start Input material

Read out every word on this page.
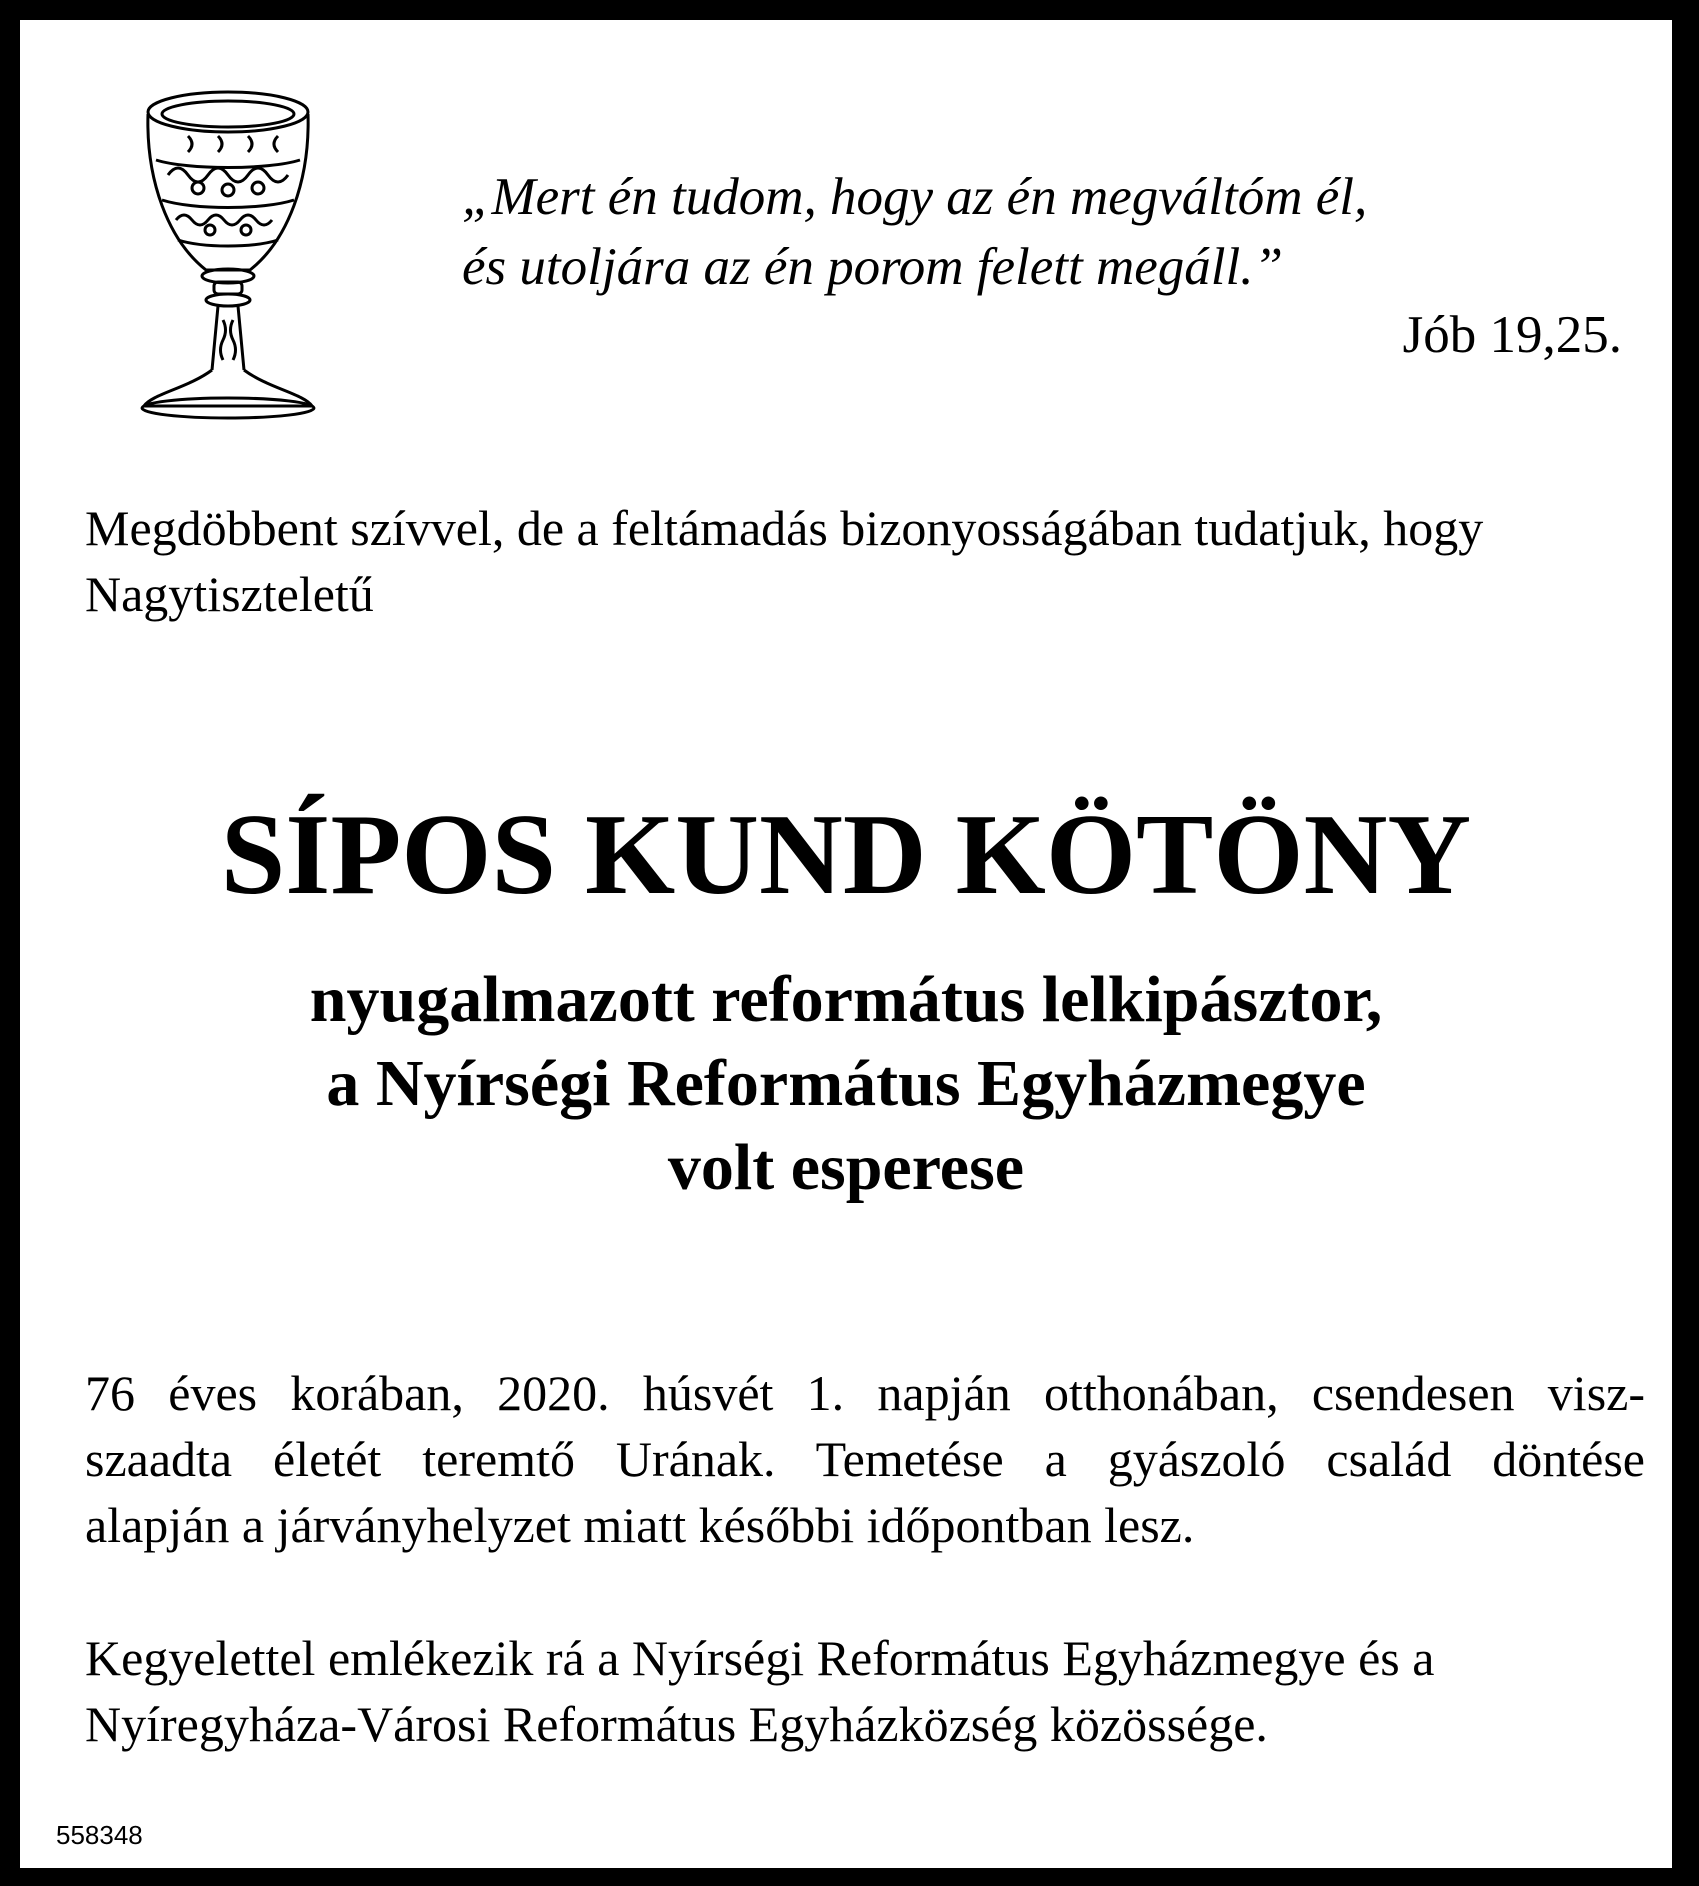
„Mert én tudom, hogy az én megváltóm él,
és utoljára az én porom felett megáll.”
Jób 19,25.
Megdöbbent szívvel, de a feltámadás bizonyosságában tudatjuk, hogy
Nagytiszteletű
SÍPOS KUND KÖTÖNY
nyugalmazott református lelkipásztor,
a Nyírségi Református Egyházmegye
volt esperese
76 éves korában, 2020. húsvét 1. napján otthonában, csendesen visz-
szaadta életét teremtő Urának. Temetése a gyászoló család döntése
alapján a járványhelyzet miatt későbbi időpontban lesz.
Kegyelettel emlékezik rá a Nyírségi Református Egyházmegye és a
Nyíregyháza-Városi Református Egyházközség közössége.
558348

end Input material

Copy the records above exactly, leaving out every picture.

> _In response_
Read out every word on this page.
„Mert én tudom, hogy az én megváltóm él,
és utoljára az én porom felett megáll.”
Jób 19,25.
Megdöbbent szívvel, de a feltámadás bizonyosságában tudatjuk, hogy
Nagytiszteletű
SÍPOS KUND KÖTÖNY
nyugalmazott református lelkipásztor,
a Nyírségi Református Egyházmegye
volt esperese
76 éves korában, 2020. húsvét 1. napján otthonában, csendesen visz-
szaadta életét teremtő Urának. Temetése a gyászoló család döntése
alapján a járványhelyzet miatt későbbi időpontban lesz.
Kegyelettel emlékezik rá a Nyírségi Református Egyházmegye és a
Nyíregyháza-Városi Református Egyházközség közössége.
558348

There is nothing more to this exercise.